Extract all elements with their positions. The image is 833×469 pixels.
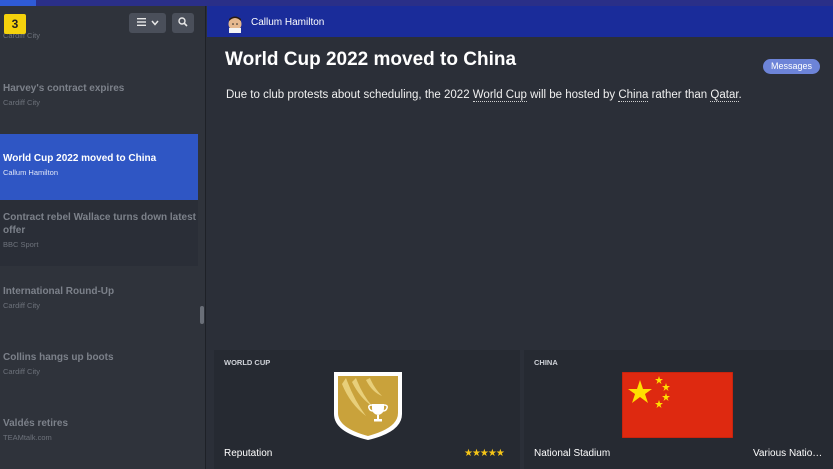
world-cup-card[interactable]: WORLD CUP Reputation ★★★★★ [214,350,520,469]
china-card[interactable]: CHINA National Stadium Various Natio… [524,350,833,469]
reputation-label: Reputation [224,448,273,459]
search-button[interactable] [172,13,194,33]
message-item[interactable]: Harvey's contract expires Cardiff City [0,82,198,138]
message-title: Collins hangs up boots [3,352,114,363]
message-item[interactable]: International Round-Up Cardiff City [0,266,198,332]
message-view: Callum Hamilton World Cup 2022 moved to … [207,6,833,469]
message-source: BBC Sport [3,240,39,249]
messages-button[interactable]: Messages [763,59,820,74]
body-text-part: . [738,89,742,101]
message-source: Callum Hamilton [3,168,59,177]
message-title: Contract rebel Wallace turns down latest… [3,212,197,236]
sidebar-toolbar: 3 [0,6,205,40]
body-text-part: will be hosted by [526,89,619,101]
app-window: Cardiff City Harvey's contract expires C… [0,0,833,469]
message-title: International Round-Up [3,286,115,297]
reputation-stars: ★★★★★ [464,448,505,459]
body-text-part: Due to club protests about scheduling, t… [226,89,473,101]
china-link[interactable]: China [618,89,649,102]
card-label: WORLD CUP [224,358,271,367]
chevron-down-icon [150,17,159,29]
message-item[interactable]: Collins hangs up boots Cardiff City [0,332,198,398]
message-source: TEAMtalk.com [3,433,52,442]
message-item[interactable]: Contract rebel Wallace turns down latest… [0,200,198,266]
message-item[interactable]: Valdés retires TEAMtalk.com [0,398,198,464]
message-title: World Cup 2022 moved to China [3,153,157,164]
message-title: Valdés retires [3,418,69,429]
sort-dropdown-button[interactable] [129,13,166,33]
card-label: CHINA [534,358,558,367]
message-header: Callum Hamilton [207,6,833,37]
national-stadium-label: National Stadium [534,448,611,459]
message-source: Cardiff City [3,98,40,107]
message-item-selected[interactable]: World Cup 2022 moved to China Callum Ham… [0,134,198,200]
china-flag-icon [621,371,734,439]
world-cup-link[interactable]: World Cup [472,89,527,102]
national-stadium-value[interactable]: Various Natio… [753,448,822,459]
inbox-sidebar: Cardiff City Harvey's contract expires C… [0,6,206,469]
message-title: Harvey's contract expires [3,83,125,94]
message-source: Cardiff City [3,301,40,310]
message-title: World Cup 2022 moved to China [225,49,517,70]
search-icon [178,16,188,30]
unread-count-badge[interactable]: 3 [4,14,26,34]
sender-name[interactable]: Callum Hamilton [251,17,324,28]
world-cup-trophy-icon [332,370,404,442]
sort-lines-icon [136,17,146,29]
sidebar-scrollbar[interactable] [200,306,204,324]
message-body: Due to club protests about scheduling, t… [226,89,742,102]
qatar-link[interactable]: Qatar [710,89,739,102]
avatar[interactable] [227,15,243,33]
body-text-part: rather than [648,89,711,101]
message-source: Cardiff City [3,367,40,376]
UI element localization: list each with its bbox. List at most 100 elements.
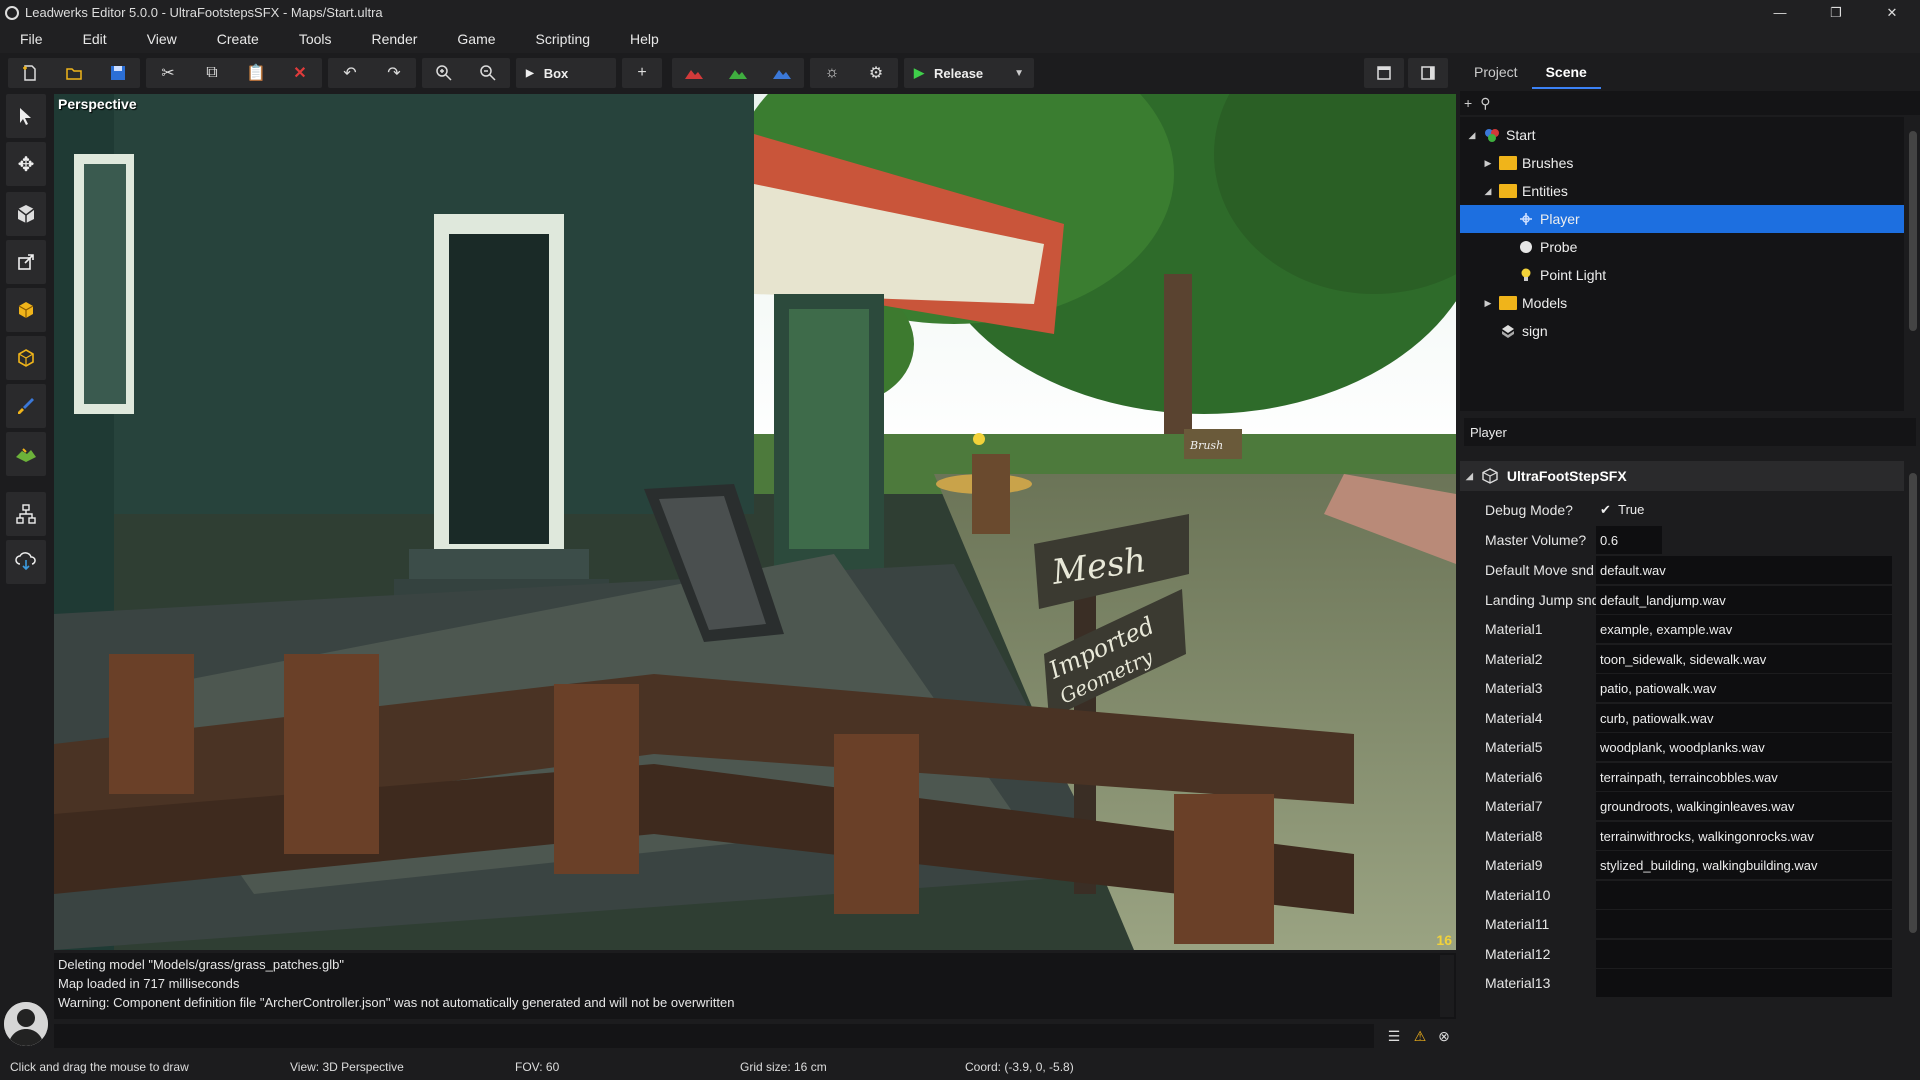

REQUIREMENT -> List every line of the records that contains the word "club", matching case exactly.

OUTPUT ->
body-text-part: Due to club protests about scheduling, t… [226,89,473,101]
message-body: Due to club protests about scheduling, t… [226,89,742,102]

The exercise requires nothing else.